» **Data listing**:
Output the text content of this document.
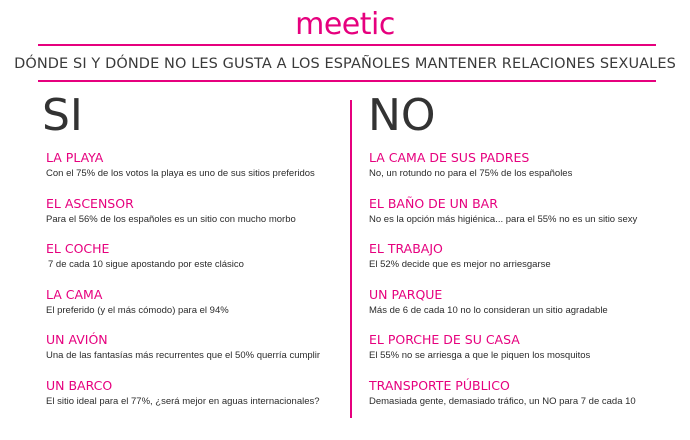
meetic
DÓNDE SI Y DÓNDE NO LES GUSTA A LOS ESPAÑOLES MANTENER RELACIONES SEXUALES
SI	NO
LA PLAYA
Con el 75% de los votos la playa es uno de sus sitios preferidos
EL ASCENSOR
Para el 56% de los españoles es un sitio con mucho morbo
EL COCHE
7 de cada 10 sigue apostando por este clásico
LA CAMA
El preferido (y el más cómodo) para el 94%
UN AVIÓN
Una de las fantasías más recurrentes que el 50% querría cumplir
UN BARCO
El sitio ideal para el 77%, ¿será mejor en aguas internacionales?
LA CAMA DE SUS PADRES
No, un rotundo no para el 75% de los españoles
EL BAÑO DE UN BAR
No es la opción más higiénica... para el 55% no es un sitio sexy
EL TRABAJO
El 52% decide que es mejor no arriesgarse
UN PARQUE
Más de 6 de cada 10 no lo consideran un sitio agradable
EL PORCHE DE SU CASA
El 55% no se arriesga a que le piquen los mosquitos
TRANSPORTE PÚBLICO
Demasiada gente, demasiado tráfico, un NO para 7 de cada 10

» **What the task requires**: Search the records for the word "cada", then list every line that has it.

» **Solution**:
7 de cada 10 sigue apostando por este clásico
Más de 6 de cada 10 no lo consideran un sitio agradable
Demasiada gente, demasiado tráfico, un NO para 7 de cada 10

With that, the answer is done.